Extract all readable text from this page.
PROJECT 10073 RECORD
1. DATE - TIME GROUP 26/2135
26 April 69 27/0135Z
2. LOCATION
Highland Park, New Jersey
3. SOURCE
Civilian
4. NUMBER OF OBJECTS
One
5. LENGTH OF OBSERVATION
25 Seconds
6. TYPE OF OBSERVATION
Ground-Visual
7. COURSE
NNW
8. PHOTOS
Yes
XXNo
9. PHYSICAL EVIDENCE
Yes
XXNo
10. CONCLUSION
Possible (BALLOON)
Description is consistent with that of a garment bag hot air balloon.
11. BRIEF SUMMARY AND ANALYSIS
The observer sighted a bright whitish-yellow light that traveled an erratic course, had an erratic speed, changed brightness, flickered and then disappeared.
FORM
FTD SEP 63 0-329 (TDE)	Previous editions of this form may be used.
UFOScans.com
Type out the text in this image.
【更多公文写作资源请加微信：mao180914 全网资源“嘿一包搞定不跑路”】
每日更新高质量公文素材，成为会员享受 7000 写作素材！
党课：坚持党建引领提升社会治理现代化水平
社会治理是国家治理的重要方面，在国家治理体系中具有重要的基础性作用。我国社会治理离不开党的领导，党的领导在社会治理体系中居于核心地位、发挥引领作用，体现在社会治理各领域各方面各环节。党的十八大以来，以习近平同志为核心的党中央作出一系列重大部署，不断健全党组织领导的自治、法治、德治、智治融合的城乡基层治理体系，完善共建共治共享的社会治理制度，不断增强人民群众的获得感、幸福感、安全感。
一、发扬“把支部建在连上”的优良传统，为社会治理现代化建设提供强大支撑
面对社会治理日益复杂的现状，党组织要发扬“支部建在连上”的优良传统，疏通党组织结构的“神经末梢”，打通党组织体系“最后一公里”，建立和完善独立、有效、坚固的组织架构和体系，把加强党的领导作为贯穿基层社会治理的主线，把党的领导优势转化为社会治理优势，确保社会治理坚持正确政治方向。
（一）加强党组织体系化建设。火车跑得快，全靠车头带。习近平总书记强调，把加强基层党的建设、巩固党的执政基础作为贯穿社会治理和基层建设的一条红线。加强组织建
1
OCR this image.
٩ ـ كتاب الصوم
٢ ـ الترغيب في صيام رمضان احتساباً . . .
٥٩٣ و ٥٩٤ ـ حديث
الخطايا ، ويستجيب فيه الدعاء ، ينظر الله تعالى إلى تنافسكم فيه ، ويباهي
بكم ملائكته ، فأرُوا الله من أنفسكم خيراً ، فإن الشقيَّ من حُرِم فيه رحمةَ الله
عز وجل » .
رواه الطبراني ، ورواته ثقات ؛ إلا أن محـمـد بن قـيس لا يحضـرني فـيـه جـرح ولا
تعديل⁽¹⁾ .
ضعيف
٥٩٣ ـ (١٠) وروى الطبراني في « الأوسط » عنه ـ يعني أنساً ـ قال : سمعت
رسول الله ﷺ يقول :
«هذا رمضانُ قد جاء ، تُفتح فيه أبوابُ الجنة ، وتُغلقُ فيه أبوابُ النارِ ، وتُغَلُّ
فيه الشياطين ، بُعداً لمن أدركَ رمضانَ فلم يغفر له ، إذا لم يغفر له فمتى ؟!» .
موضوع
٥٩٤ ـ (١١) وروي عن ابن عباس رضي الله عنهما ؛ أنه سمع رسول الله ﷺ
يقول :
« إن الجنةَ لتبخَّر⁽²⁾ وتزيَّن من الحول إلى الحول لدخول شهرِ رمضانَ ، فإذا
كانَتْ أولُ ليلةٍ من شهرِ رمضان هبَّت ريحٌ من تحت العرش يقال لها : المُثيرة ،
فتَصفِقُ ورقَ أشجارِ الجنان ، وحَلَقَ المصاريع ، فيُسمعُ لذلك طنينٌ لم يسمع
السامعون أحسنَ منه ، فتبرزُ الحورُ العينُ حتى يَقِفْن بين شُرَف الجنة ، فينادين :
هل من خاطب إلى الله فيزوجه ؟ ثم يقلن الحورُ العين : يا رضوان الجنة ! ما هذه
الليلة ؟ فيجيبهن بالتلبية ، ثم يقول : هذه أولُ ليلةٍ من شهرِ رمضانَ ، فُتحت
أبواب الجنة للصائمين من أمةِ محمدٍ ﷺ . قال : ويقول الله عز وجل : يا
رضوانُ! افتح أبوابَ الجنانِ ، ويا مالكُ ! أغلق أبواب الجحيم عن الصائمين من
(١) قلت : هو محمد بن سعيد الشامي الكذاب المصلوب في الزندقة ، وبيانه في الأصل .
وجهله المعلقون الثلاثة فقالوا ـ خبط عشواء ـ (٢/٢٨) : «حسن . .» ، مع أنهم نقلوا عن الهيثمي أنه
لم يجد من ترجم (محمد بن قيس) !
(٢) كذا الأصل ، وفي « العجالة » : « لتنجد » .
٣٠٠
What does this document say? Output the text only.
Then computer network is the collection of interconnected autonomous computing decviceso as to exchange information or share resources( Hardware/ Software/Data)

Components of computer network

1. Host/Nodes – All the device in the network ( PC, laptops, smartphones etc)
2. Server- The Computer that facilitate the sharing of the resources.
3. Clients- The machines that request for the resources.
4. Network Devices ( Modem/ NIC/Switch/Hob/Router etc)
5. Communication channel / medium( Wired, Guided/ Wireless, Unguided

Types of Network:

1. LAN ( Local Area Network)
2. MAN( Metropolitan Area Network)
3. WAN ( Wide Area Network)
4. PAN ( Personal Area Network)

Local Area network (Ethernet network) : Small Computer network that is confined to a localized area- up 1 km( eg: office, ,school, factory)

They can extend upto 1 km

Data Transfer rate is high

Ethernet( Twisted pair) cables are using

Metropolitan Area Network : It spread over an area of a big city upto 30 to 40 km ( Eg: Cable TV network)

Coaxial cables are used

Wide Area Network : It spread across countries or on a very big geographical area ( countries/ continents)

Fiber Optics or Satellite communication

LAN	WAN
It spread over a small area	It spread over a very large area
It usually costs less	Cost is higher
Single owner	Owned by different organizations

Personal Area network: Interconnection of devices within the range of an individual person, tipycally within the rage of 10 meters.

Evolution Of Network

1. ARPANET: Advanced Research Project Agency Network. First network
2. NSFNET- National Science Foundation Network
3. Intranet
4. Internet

□ □ □ □

**STATED GOAL**
Your task is to reproduce all of the records exactly.

**COMPLETE ANSWER**
Extract all readable text from this page.
PROJECT 10073 RECORD
1. DATE - TIME GROUP 26/2135
26 April 69 27/0135Z
2. LOCATION
Highland Park, New Jersey
3. SOURCE
Civilian
4. NUMBER OF OBJECTS
One
5. LENGTH OF OBSERVATION
25 Seconds
6. TYPE OF OBSERVATION
Ground-Visual
7. COURSE
NNW
8. PHOTOS
Yes
XXNo
9. PHYSICAL EVIDENCE
Yes
XXNo
10. CONCLUSION
Possible (BALLOON)
Description is consistent with that of a garment bag hot air balloon.
11. BRIEF SUMMARY AND ANALYSIS
The observer sighted a bright whitish-yellow light that traveled an erratic course, had an erratic speed, changed brightness, flickered and then disappeared.
FORM
FTD SEP 63 0-329 (TDE)	Previous editions of this form may be used.
UFOScans.com
Type out the text in this image.
【更多公文写作资源请加微信：mao180914 全网资源“嘿一包搞定不跑路”】
每日更新高质量公文素材，成为会员享受 7000 写作素材！
党课：坚持党建引领提升社会治理现代化水平
社会治理是国家治理的重要方面，在国家治理体系中具有重要的基础性作用。我国社会治理离不开党的领导，党的领导在社会治理体系中居于核心地位、发挥引领作用，体现在社会治理各领域各方面各环节。党的十八大以来，以习近平同志为核心的党中央作出一系列重大部署，不断健全党组织领导的自治、法治、德治、智治融合的城乡基层治理体系，完善共建共治共享的社会治理制度，不断增强人民群众的获得感、幸福感、安全感。
一、发扬“把支部建在连上”的优良传统，为社会治理现代化建设提供强大支撑
面对社会治理日益复杂的现状，党组织要发扬“支部建在连上”的优良传统，疏通党组织结构的“神经末梢”，打通党组织体系“最后一公里”，建立和完善独立、有效、坚固的组织架构和体系，把加强党的领导作为贯穿基层社会治理的主线，把党的领导优势转化为社会治理优势，确保社会治理坚持正确政治方向。
（一）加强党组织体系化建设。火车跑得快，全靠车头带。习近平总书记强调，把加强基层党的建设、巩固党的执政基础作为贯穿社会治理和基层建设的一条红线。加强组织建
1
OCR this image.
٩ ـ كتاب الصوم
٢ ـ الترغيب في صيام رمضان احتساباً . . .
٥٩٣ و ٥٩٤ ـ حديث
الخطايا ، ويستجيب فيه الدعاء ، ينظر الله تعالى إلى تنافسكم فيه ، ويباهي
بكم ملائكته ، فأرُوا الله من أنفسكم خيراً ، فإن الشقيَّ من حُرِم فيه رحمةَ الله
عز وجل » .
رواه الطبراني ، ورواته ثقات ؛ إلا أن محـمـد بن قـيس لا يحضـرني فـيـه جـرح ولا
تعديل⁽¹⁾ .
ضعيف
٥٩٣ ـ (١٠) وروى الطبراني في « الأوسط » عنه ـ يعني أنساً ـ قال : سمعت
رسول الله ﷺ يقول :
«هذا رمضانُ قد جاء ، تُفتح فيه أبوابُ الجنة ، وتُغلقُ فيه أبوابُ النارِ ، وتُغَلُّ
فيه الشياطين ، بُعداً لمن أدركَ رمضانَ فلم يغفر له ، إذا لم يغفر له فمتى ؟!» .
موضوع
٥٩٤ ـ (١١) وروي عن ابن عباس رضي الله عنهما ؛ أنه سمع رسول الله ﷺ
يقول :
« إن الجنةَ لتبخَّر⁽²⁾ وتزيَّن من الحول إلى الحول لدخول شهرِ رمضانَ ، فإذا
كانَتْ أولُ ليلةٍ من شهرِ رمضان هبَّت ريحٌ من تحت العرش يقال لها : المُثيرة ،
فتَصفِقُ ورقَ أشجارِ الجنان ، وحَلَقَ المصاريع ، فيُسمعُ لذلك طنينٌ لم يسمع
السامعون أحسنَ منه ، فتبرزُ الحورُ العينُ حتى يَقِفْن بين شُرَف الجنة ، فينادين :
هل من خاطب إلى الله فيزوجه ؟ ثم يقلن الحورُ العين : يا رضوان الجنة ! ما هذه
الليلة ؟ فيجيبهن بالتلبية ، ثم يقول : هذه أولُ ليلةٍ من شهرِ رمضانَ ، فُتحت
أبواب الجنة للصائمين من أمةِ محمدٍ ﷺ . قال : ويقول الله عز وجل : يا
رضوانُ! افتح أبوابَ الجنانِ ، ويا مالكُ ! أغلق أبواب الجحيم عن الصائمين من
(١) قلت : هو محمد بن سعيد الشامي الكذاب المصلوب في الزندقة ، وبيانه في الأصل .
وجهله المعلقون الثلاثة فقالوا ـ خبط عشواء ـ (٢/٢٨) : «حسن . .» ، مع أنهم نقلوا عن الهيثمي أنه
لم يجد من ترجم (محمد بن قيس) !
(٢) كذا الأصل ، وفي « العجالة » : « لتنجد » .
٣٠٠
What does this document say? Output the text only.
Then computer network is the collection of interconnected autonomous computing decviceso as to exchange information or share resources( Hardware/ Software/Data)

Components of computer network

1. Host/Nodes – All the device in the network ( PC, laptops, smartphones etc)
2. Server- The Computer that facilitate the sharing of the resources.
3. Clients- The machines that request for the resources.
4. Network Devices ( Modem/ NIC/Switch/Hob/Router etc)
5. Communication channel / medium( Wired, Guided/ Wireless, Unguided

Types of Network:

1. LAN ( Local Area Network)
2. MAN( Metropolitan Area Network)
3. WAN ( Wide Area Network)
4. PAN ( Personal Area Network)

Local Area network (Ethernet network) : Small Computer network that is confined to a localized area- up 1 km( eg: office, ,school, factory)

They can extend upto 1 km

Data Transfer rate is high

Ethernet( Twisted pair) cables are using

Metropolitan Area Network : It spread over an area of a big city upto 30 to 40 km ( Eg: Cable TV network)

Coaxial cables are used

Wide Area Network : It spread across countries or on a very big geographical area ( countries/ continents)

Fiber Optics or Satellite communication

LAN	WAN
It spread over a small area	It spread over a very large area
It usually costs less	Cost is higher
Single owner	Owned by different organizations

Personal Area network: Interconnection of devices within the range of an individual person, tipycally within the rage of 10 meters.

Evolution Of Network

1. ARPANET: Advanced Research Project Agency Network. First network
2. NSFNET- National Science Foundation Network
3. Intranet
4. Internet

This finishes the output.